Start of Data supplied
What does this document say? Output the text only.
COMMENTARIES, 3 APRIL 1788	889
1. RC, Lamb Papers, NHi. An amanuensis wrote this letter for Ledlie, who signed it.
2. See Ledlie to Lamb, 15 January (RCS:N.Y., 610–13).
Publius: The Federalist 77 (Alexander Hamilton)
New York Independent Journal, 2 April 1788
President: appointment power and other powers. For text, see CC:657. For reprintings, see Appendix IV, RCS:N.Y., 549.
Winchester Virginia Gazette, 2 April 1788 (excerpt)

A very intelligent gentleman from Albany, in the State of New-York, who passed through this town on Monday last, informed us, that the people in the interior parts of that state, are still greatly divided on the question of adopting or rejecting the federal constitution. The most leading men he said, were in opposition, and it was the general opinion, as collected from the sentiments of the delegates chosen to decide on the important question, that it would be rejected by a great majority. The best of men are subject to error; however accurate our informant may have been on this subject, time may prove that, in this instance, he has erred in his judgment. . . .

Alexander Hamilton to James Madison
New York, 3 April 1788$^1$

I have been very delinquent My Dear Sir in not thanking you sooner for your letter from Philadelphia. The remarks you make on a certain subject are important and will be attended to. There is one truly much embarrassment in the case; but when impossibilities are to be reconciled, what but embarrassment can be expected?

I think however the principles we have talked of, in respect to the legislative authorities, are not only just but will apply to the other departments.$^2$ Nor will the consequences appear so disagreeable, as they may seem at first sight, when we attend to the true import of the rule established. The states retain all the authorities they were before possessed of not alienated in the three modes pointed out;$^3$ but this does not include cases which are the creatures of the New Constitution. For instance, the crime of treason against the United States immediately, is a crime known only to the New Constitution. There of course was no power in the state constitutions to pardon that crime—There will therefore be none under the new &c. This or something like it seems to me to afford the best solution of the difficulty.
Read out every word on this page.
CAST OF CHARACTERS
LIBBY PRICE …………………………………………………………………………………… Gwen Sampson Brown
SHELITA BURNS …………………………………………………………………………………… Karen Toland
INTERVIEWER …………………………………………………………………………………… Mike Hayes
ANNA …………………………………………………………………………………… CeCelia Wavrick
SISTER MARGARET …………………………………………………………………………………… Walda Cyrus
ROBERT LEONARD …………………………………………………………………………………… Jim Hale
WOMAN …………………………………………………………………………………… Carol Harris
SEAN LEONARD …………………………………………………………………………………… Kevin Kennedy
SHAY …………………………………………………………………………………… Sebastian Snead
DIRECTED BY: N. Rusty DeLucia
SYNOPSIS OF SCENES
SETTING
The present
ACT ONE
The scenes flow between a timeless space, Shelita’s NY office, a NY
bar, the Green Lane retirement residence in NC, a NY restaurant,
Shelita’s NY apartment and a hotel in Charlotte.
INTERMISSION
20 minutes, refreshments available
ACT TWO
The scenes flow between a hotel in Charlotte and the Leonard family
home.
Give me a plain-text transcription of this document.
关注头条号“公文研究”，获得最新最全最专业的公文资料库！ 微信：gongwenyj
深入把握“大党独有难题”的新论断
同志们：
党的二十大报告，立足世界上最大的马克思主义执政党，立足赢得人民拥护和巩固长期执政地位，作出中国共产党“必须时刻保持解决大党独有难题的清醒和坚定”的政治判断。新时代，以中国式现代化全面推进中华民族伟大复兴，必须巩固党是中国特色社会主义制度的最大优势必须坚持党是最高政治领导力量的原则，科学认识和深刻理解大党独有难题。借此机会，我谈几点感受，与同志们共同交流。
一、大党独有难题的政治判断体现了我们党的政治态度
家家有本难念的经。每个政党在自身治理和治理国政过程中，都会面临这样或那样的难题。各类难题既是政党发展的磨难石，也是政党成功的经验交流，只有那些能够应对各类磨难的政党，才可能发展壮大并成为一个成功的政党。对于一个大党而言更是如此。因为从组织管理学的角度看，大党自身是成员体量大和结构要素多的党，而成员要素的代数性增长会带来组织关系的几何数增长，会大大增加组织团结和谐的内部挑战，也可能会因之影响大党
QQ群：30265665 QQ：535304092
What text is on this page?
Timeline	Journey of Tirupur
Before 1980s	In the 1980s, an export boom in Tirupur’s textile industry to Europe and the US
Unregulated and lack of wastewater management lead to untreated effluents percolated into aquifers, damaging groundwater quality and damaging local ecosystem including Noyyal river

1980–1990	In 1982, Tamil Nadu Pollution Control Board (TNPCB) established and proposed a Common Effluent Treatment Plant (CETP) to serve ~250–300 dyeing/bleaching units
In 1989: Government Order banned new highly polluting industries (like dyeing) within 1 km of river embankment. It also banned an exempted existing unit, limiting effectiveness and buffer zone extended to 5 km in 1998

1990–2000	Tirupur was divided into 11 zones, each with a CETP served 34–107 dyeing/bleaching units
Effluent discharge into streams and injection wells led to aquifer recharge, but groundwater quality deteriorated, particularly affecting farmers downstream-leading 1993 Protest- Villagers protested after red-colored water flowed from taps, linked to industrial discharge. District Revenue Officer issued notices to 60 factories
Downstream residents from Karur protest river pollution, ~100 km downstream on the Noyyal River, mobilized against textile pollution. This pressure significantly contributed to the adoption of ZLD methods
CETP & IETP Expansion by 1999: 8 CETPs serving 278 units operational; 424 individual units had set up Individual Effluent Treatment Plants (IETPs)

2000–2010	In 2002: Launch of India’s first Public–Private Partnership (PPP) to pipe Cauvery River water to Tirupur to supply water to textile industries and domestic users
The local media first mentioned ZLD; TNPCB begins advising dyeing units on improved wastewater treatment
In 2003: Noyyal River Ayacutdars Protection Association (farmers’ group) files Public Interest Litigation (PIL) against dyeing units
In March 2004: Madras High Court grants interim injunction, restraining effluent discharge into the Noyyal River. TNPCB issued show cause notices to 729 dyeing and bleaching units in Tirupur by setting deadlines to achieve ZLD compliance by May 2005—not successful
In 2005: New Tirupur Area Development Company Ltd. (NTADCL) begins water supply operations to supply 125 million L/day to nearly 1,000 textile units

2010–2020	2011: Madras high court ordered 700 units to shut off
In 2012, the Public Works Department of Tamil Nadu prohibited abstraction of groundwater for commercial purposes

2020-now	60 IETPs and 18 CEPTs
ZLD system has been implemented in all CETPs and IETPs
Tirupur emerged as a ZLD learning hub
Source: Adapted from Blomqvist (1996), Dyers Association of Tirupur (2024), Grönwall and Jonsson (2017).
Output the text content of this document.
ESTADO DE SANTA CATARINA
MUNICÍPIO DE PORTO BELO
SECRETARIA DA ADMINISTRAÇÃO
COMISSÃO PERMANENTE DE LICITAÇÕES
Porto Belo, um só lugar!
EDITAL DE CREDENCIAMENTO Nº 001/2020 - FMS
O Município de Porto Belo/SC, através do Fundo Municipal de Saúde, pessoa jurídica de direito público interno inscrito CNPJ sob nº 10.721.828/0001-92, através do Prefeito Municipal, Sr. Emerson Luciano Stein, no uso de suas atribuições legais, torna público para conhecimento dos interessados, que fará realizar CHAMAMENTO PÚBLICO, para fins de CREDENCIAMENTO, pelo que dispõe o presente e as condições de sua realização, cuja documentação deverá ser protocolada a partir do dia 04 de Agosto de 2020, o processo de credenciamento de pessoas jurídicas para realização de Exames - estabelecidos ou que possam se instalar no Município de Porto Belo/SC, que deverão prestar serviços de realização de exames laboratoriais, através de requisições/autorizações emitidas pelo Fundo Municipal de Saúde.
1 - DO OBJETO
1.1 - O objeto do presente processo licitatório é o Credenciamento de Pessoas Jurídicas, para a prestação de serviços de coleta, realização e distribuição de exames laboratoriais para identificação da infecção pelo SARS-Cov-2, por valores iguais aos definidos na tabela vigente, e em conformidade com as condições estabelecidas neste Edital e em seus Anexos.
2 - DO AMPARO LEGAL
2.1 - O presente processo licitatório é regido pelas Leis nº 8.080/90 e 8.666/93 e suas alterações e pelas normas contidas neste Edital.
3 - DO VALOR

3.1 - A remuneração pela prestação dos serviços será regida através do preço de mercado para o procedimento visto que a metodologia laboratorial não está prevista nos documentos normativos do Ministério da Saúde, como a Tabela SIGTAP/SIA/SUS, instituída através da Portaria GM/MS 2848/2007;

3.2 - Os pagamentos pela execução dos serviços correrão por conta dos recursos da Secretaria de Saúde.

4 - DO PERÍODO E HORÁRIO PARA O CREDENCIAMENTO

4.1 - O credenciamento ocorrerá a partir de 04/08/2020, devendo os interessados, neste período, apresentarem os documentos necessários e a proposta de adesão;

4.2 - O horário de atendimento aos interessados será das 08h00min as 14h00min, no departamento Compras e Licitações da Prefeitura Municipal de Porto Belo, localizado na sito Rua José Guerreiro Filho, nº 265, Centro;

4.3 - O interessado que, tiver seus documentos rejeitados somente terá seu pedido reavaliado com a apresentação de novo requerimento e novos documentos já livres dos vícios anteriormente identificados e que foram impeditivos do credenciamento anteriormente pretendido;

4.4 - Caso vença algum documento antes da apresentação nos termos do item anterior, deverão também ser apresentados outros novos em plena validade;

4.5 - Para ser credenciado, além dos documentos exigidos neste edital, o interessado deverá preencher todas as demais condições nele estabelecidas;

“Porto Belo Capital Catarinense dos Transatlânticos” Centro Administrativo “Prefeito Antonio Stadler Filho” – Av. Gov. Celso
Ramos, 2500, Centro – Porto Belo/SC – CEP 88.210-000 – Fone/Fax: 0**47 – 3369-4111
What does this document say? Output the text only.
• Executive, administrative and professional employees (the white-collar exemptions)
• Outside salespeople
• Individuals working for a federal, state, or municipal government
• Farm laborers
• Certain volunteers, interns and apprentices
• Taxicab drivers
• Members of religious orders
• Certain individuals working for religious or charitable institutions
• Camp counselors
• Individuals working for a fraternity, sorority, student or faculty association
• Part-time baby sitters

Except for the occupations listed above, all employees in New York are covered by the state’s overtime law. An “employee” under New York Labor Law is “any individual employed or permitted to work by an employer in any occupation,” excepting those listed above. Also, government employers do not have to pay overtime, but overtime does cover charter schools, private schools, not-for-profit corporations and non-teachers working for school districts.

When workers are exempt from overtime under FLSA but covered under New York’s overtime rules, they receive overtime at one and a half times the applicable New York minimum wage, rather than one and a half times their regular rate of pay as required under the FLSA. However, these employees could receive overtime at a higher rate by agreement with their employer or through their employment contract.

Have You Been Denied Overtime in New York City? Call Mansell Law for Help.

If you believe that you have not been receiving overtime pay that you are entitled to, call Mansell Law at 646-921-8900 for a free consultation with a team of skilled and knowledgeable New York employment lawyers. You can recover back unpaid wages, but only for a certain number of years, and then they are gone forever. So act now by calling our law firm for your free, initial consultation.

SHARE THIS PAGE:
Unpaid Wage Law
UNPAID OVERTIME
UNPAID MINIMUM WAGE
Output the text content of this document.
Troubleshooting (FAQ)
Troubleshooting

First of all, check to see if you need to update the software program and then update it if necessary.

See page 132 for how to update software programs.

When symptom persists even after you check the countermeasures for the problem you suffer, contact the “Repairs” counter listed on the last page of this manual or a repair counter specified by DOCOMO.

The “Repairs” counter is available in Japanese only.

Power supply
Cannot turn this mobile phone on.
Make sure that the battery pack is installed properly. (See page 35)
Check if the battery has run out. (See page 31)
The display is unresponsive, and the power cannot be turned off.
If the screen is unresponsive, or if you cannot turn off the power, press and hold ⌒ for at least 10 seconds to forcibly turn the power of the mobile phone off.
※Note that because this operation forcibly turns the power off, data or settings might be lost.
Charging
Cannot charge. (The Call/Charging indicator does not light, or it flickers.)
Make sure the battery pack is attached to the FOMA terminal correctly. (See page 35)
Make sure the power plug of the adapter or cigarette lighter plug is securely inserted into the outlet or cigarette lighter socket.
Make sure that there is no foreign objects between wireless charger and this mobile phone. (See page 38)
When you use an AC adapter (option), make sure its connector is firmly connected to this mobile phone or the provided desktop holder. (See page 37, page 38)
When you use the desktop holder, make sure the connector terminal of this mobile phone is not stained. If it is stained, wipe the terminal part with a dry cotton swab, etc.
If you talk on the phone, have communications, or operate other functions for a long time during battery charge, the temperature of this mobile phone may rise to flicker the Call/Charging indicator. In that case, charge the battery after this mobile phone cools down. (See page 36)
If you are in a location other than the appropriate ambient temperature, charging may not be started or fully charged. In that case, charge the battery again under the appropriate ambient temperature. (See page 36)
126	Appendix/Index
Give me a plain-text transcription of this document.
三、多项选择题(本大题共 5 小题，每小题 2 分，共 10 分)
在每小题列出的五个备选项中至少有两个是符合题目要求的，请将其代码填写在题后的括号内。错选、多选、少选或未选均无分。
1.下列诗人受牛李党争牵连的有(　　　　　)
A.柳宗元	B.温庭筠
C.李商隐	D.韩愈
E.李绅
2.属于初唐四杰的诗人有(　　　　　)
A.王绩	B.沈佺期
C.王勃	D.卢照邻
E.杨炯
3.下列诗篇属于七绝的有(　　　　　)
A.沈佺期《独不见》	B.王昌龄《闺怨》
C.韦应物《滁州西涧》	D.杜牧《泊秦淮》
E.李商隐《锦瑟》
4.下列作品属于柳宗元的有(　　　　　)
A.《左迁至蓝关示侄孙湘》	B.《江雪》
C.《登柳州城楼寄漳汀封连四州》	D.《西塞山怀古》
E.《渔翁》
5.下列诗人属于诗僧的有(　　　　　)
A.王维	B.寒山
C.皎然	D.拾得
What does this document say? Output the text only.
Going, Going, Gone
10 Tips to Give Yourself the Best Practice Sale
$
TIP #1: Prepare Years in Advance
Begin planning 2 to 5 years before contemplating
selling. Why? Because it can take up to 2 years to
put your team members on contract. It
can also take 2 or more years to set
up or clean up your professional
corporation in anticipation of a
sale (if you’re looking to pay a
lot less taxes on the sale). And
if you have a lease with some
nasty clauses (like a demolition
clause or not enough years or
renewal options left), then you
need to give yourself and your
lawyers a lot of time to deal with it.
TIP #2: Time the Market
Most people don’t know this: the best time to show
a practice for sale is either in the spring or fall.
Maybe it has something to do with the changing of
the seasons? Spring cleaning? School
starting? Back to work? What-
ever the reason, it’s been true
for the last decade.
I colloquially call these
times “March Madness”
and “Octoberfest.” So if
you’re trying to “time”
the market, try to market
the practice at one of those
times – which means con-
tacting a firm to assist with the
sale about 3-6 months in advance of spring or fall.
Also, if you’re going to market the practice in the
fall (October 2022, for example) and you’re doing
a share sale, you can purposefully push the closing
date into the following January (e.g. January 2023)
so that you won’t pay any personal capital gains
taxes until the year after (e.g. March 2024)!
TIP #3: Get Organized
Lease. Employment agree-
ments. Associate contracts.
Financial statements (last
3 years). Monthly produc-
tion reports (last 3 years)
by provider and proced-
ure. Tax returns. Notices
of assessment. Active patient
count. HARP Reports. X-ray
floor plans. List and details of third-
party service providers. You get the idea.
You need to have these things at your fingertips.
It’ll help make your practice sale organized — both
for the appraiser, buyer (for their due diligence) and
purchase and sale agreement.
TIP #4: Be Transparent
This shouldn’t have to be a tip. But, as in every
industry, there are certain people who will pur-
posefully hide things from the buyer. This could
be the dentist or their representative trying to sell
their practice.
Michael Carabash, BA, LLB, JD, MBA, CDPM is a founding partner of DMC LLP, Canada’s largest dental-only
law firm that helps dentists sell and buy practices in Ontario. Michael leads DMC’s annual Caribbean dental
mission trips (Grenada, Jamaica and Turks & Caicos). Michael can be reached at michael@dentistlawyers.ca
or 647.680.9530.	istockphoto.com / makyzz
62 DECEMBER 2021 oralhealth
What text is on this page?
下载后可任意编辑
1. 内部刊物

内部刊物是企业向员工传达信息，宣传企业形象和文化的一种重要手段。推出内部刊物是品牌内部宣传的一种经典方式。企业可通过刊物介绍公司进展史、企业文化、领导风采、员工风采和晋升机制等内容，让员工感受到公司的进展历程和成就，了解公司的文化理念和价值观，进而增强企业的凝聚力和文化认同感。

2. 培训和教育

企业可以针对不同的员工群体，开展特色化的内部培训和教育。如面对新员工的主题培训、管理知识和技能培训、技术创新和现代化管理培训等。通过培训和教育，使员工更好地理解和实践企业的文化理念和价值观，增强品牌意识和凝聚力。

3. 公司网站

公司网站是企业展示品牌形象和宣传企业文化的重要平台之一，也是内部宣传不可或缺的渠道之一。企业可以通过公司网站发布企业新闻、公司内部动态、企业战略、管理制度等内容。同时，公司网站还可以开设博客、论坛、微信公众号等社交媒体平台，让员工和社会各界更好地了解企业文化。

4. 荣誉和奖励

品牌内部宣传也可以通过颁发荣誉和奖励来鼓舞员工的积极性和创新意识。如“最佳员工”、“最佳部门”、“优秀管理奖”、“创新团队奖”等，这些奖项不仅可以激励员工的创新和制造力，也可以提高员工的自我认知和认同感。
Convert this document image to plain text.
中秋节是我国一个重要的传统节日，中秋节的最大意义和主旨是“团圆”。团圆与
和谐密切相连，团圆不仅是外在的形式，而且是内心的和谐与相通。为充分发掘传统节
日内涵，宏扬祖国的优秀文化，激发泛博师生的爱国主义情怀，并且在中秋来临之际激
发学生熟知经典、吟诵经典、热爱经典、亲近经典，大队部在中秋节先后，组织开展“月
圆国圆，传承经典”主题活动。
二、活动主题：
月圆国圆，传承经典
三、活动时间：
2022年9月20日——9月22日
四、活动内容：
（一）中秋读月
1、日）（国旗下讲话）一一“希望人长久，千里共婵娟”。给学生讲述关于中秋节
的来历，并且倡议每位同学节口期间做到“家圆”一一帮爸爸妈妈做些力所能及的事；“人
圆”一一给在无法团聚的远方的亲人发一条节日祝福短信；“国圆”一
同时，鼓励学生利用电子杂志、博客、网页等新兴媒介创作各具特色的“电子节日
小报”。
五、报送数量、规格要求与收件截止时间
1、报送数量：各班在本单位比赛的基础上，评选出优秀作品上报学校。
End of Data supplied
[Exercise goal]:
Locate the string "IETPs" in the listing above and copy every line where it occurs.

[Solution to this exercise]:
CETP & IETP Expansion by 1999: 8 CETPs serving 278 units operational; 424 individual units had set up Individual Effluent Treatment Plants (IETPs)
2020-now	60 IETPs and 18 CEPTs
ZLD system has been implemented in all CETPs and IETPs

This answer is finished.